WORK REQUIRED | Select, from the data, each line where "this" occurs.

--- BEGIN RECORDED INFORMATION ---

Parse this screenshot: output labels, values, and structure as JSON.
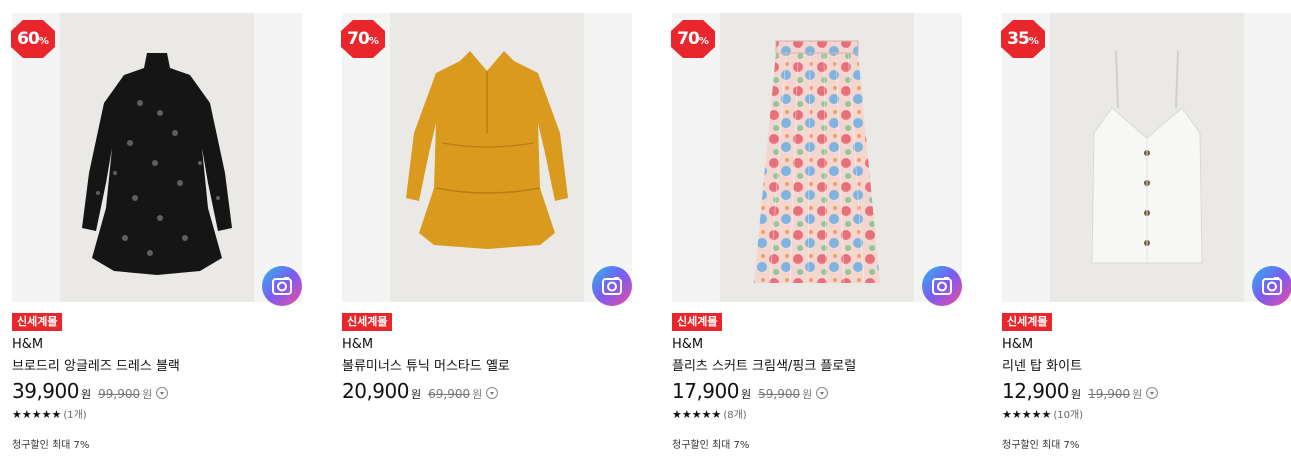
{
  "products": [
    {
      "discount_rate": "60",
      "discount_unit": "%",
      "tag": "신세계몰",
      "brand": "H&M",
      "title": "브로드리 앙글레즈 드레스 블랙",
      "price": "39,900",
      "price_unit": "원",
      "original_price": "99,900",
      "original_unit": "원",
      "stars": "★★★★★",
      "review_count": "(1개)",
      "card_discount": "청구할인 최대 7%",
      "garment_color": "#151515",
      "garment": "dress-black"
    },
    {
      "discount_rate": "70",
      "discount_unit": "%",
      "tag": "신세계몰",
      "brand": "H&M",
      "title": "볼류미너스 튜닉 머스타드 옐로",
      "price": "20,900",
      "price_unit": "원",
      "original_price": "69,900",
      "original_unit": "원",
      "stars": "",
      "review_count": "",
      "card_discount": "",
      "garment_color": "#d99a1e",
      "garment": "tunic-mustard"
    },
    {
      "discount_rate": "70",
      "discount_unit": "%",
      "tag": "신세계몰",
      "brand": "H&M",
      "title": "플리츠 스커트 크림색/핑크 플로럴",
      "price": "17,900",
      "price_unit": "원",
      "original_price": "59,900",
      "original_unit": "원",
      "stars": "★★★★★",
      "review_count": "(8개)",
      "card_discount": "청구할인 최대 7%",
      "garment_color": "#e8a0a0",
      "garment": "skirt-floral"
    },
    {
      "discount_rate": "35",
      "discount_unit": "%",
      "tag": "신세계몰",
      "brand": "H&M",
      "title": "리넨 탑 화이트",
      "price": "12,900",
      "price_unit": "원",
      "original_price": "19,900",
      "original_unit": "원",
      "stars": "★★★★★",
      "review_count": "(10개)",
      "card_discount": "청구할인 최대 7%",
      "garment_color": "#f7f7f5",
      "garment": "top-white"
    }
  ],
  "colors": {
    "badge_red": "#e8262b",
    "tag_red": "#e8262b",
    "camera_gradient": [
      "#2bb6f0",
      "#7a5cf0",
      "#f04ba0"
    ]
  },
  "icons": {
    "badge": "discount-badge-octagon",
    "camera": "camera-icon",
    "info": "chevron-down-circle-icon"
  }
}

--- END RECORDED INFORMATION ---
--- BEGIN RECORDED INFORMATION ---

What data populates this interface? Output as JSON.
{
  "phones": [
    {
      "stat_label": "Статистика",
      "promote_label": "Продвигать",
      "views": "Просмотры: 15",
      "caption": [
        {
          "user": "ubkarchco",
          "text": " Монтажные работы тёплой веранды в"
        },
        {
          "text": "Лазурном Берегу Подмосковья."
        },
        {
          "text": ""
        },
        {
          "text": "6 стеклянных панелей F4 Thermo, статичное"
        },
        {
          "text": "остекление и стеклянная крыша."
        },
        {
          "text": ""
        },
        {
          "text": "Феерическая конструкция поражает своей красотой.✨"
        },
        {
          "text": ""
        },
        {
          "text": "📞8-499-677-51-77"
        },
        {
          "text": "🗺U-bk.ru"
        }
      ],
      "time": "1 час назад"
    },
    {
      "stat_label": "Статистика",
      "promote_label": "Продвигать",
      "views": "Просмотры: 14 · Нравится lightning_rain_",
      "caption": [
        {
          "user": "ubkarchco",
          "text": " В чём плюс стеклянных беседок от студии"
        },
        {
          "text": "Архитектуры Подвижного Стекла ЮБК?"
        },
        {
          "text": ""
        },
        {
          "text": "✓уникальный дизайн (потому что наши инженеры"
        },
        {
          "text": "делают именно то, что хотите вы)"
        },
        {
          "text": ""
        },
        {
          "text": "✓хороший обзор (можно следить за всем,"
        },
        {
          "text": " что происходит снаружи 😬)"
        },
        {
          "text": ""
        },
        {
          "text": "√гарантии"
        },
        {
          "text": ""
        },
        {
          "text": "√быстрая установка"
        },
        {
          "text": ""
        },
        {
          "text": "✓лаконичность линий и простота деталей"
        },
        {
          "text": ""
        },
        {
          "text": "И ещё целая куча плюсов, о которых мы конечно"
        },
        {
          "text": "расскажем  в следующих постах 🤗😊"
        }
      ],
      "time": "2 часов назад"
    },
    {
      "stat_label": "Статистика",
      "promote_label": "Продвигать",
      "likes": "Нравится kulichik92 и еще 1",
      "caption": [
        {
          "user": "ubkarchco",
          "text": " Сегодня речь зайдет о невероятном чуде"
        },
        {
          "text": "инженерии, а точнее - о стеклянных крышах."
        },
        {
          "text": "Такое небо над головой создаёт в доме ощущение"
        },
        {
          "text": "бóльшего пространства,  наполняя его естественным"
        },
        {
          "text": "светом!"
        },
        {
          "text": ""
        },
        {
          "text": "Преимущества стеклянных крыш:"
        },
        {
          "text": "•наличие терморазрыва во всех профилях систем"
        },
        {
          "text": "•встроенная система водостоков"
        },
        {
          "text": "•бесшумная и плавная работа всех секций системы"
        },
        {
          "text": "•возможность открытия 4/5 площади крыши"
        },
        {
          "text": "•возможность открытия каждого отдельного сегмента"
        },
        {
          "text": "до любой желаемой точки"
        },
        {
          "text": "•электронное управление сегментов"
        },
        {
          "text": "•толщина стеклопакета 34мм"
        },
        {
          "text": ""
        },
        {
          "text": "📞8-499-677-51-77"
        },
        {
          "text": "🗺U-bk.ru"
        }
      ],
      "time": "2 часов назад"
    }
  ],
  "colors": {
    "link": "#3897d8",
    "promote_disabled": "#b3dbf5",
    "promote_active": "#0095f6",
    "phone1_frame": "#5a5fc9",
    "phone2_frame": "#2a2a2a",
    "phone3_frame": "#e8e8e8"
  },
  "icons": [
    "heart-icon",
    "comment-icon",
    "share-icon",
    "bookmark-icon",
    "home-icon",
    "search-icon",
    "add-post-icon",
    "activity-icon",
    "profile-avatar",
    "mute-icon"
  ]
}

--- END RECORDED INFORMATION ---

SOLUTION |
Parse this screenshot: output labels, values, and structure as JSON.
What data populates this interface? Output as JSON.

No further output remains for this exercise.